— YOUR INSTRUCTIONS —
Read through the records below and copy each line that uses the word "notification".

— RECORDS SHOWN —

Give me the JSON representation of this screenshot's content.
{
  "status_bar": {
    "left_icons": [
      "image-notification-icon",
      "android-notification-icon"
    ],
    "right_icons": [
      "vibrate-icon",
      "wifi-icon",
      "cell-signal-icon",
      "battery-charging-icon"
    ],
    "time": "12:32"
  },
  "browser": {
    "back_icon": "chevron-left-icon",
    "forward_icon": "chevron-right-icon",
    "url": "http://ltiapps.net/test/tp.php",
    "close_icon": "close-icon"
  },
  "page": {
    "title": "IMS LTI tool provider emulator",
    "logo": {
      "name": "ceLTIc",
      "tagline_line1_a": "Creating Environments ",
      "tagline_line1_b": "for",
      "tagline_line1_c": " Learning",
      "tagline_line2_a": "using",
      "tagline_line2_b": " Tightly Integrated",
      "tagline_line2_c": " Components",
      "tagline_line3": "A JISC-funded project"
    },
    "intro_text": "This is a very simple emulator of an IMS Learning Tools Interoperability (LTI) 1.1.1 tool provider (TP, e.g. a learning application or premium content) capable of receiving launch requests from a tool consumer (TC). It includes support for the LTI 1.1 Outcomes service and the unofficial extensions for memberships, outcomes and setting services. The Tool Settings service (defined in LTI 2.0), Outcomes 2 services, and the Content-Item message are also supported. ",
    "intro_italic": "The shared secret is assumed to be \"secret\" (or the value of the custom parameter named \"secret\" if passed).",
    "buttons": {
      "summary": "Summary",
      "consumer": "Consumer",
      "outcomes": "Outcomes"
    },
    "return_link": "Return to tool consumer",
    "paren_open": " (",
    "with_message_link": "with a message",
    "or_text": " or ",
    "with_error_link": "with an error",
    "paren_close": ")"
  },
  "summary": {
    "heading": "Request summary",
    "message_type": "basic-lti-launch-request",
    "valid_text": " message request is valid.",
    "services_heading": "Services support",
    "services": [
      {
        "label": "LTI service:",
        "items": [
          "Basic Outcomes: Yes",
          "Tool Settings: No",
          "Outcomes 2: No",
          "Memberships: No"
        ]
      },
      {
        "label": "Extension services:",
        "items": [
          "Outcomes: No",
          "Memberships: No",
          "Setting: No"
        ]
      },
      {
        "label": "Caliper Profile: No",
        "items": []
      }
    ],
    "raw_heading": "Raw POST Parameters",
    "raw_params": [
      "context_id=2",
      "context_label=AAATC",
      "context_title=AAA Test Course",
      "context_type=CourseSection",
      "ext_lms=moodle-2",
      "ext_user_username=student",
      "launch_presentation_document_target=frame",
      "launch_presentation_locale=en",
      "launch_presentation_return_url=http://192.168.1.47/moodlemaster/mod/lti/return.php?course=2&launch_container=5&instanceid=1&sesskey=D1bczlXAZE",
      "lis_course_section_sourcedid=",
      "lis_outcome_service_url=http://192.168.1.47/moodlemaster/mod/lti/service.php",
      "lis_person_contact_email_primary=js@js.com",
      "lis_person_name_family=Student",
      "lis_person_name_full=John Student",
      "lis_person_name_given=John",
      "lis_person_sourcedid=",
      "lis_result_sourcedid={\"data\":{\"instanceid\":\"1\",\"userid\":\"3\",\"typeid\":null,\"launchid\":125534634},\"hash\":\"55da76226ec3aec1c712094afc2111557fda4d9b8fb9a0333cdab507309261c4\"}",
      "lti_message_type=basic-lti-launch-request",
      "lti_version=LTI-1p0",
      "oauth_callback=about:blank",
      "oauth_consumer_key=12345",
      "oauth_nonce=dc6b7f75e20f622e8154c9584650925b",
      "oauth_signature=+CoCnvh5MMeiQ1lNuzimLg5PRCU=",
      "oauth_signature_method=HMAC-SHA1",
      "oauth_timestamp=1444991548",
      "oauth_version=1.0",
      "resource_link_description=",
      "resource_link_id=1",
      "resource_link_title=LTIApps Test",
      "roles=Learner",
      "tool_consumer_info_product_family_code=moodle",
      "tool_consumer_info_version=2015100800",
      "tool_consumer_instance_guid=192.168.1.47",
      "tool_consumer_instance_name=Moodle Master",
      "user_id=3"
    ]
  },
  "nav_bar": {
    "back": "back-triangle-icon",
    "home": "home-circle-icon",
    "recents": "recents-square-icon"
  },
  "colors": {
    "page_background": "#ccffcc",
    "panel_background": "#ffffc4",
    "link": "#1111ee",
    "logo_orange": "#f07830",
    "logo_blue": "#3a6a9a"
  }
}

— RESULT —
      "image-notification-icon",
      "android-notification-icon"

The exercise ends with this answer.